===== INFORMATION GIVEN
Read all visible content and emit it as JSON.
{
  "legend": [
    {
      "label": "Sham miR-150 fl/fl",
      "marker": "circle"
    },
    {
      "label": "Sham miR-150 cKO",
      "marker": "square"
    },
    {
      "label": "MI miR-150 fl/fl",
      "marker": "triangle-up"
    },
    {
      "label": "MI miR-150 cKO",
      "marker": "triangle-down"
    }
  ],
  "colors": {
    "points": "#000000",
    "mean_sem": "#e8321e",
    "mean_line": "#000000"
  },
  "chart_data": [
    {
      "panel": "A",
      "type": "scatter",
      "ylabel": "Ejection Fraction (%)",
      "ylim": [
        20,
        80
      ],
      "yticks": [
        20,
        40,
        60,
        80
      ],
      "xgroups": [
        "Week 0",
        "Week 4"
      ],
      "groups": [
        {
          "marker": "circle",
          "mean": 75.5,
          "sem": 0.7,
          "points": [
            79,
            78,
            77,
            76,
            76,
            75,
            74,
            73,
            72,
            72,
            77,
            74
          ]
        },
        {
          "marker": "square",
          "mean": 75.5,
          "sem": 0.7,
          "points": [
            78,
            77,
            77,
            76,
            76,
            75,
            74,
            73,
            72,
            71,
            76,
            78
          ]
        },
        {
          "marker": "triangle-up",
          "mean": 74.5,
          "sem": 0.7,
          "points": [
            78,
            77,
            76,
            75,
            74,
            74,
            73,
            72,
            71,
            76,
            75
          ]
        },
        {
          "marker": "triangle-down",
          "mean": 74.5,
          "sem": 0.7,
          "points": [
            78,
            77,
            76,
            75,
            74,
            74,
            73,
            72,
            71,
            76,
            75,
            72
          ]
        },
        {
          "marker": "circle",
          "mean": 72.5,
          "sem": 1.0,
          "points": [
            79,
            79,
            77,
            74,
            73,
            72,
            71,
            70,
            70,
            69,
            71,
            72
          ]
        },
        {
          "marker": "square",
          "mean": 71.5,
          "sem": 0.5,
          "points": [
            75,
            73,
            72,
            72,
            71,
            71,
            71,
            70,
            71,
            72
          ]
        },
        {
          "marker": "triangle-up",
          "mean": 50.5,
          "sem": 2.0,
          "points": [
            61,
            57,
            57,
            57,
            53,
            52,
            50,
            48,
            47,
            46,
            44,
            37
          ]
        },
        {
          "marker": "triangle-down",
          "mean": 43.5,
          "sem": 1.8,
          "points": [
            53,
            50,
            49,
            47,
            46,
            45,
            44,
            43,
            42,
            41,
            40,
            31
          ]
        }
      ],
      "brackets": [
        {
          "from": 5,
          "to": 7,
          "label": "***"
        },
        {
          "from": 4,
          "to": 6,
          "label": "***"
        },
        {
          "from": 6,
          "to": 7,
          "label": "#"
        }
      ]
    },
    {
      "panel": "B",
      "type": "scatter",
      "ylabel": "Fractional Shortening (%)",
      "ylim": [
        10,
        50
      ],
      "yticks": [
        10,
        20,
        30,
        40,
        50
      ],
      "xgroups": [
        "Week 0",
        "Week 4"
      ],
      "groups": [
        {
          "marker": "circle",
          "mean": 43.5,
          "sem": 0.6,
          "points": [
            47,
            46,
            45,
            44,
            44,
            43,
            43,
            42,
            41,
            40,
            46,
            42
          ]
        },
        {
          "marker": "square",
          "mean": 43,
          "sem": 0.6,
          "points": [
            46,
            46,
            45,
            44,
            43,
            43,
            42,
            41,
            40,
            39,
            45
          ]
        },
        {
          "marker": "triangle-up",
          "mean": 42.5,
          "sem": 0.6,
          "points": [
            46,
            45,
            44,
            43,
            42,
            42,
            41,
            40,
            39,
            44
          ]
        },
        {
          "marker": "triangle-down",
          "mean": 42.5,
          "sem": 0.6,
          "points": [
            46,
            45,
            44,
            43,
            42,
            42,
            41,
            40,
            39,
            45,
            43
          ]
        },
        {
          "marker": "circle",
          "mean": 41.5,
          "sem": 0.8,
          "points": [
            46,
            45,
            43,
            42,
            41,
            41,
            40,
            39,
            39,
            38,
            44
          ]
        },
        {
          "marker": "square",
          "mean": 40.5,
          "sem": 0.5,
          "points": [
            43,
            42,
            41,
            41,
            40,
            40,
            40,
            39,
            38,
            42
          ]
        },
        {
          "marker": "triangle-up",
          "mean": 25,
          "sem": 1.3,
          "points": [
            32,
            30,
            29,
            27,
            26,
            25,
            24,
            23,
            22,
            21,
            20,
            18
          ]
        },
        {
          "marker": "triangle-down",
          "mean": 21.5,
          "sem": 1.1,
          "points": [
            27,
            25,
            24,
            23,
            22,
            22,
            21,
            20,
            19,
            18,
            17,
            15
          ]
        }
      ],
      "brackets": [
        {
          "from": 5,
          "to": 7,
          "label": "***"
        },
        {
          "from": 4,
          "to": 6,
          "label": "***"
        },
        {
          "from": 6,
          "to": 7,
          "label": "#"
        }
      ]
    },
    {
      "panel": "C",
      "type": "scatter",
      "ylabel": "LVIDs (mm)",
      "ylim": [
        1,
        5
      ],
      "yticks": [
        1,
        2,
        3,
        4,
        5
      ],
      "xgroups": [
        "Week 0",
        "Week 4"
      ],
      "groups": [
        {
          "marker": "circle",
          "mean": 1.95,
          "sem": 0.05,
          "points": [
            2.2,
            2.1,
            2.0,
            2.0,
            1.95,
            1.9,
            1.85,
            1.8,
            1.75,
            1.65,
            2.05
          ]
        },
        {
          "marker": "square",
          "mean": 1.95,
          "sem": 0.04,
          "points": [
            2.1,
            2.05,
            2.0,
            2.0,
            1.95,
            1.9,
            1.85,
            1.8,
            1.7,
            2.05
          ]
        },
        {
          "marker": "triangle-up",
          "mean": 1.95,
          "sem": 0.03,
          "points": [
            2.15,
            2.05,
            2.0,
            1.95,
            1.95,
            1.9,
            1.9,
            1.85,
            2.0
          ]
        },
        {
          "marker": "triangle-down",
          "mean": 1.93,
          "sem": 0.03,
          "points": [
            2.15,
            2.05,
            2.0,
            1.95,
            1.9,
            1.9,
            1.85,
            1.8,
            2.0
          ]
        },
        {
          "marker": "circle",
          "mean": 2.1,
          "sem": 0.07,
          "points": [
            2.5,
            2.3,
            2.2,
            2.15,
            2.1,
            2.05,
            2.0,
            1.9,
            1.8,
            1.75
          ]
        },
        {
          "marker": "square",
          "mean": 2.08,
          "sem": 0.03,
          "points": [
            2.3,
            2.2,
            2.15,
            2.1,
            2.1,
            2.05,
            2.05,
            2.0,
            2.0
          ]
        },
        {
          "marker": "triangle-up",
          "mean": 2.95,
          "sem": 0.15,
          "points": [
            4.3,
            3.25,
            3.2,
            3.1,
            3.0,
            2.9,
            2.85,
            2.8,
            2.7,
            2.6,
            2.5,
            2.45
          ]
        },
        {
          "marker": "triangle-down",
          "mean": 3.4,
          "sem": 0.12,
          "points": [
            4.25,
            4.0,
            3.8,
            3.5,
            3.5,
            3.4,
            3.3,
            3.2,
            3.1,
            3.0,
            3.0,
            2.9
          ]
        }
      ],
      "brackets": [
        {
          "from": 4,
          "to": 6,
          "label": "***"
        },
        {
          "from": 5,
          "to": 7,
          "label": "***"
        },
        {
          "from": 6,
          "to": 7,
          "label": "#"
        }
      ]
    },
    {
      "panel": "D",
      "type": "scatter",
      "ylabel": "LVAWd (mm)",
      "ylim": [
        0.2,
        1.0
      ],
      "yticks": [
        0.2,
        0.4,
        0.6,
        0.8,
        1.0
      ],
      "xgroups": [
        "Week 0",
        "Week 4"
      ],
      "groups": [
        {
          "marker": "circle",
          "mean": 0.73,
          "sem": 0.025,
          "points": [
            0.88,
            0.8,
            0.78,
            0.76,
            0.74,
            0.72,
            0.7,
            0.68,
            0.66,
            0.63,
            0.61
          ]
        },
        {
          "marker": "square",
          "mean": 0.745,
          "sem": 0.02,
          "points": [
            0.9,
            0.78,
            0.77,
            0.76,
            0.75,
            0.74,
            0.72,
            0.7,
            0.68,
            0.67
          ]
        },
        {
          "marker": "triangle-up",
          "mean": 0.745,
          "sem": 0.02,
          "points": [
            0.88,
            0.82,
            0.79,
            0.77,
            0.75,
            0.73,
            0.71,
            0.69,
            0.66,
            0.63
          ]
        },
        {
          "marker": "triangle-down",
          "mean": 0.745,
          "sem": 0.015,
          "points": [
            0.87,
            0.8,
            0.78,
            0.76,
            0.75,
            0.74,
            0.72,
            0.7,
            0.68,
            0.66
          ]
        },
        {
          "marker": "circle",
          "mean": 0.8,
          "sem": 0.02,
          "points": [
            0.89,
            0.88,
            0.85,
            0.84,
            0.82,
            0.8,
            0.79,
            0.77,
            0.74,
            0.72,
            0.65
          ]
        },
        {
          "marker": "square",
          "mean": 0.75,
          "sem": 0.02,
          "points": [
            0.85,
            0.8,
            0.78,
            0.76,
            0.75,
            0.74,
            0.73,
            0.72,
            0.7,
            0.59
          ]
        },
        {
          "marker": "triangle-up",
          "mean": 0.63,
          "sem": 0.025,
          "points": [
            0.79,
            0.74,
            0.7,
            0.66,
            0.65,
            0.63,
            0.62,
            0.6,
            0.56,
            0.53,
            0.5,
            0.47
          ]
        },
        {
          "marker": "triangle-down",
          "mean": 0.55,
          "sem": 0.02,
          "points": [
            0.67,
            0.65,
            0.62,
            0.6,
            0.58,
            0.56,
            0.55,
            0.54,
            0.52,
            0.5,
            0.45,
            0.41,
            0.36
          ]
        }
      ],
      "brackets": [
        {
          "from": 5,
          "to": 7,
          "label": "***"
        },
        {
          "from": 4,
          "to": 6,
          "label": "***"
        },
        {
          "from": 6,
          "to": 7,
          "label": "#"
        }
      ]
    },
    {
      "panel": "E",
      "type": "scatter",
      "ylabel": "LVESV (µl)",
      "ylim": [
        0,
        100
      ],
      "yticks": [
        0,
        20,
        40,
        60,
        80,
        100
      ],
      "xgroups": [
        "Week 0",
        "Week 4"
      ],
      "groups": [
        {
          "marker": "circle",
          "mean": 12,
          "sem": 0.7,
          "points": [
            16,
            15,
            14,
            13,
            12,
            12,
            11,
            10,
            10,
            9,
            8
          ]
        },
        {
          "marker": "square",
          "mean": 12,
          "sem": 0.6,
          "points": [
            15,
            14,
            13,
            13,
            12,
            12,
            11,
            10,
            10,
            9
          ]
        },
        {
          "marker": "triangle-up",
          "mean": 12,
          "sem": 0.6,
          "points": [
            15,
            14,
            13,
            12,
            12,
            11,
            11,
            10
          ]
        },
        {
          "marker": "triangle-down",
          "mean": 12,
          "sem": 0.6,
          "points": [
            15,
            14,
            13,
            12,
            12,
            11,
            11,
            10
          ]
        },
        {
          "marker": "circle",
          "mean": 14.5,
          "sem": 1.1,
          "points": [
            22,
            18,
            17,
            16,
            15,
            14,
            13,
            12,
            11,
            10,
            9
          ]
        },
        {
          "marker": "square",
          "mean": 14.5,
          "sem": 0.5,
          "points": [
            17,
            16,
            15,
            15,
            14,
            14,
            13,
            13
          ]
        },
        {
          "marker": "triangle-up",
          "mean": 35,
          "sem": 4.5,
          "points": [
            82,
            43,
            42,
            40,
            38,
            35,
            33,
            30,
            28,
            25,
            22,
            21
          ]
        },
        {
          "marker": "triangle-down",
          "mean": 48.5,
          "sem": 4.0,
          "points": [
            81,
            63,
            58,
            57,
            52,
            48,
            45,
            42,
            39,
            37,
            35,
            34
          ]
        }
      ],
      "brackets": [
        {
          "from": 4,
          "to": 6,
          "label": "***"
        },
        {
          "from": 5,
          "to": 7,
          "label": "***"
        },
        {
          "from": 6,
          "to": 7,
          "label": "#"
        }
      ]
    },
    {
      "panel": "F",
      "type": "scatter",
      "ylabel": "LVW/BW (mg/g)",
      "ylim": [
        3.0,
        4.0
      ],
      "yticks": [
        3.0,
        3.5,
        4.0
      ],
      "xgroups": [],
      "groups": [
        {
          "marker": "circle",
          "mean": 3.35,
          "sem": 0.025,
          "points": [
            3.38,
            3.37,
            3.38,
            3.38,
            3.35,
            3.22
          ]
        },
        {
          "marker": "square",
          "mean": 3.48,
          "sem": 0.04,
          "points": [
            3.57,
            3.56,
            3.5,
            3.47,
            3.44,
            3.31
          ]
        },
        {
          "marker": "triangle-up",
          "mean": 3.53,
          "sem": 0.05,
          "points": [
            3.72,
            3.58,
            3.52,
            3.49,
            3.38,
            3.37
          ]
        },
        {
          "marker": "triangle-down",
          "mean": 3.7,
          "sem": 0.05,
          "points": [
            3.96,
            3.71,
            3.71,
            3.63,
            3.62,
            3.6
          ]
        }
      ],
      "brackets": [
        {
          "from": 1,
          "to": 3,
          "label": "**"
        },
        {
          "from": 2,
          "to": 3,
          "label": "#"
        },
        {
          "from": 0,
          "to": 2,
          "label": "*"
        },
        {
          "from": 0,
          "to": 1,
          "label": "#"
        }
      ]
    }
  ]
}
==========
• _DESCRIPTION OF THE TASK_: Which lines contain "panel"? Copy each of them.

• _SOLUTION TO THIS EXERCISE_:
      "panel": "A",
      "panel": "B",
      "panel": "C",
      "panel": "D",
      "panel": "E",
      "panel": "F",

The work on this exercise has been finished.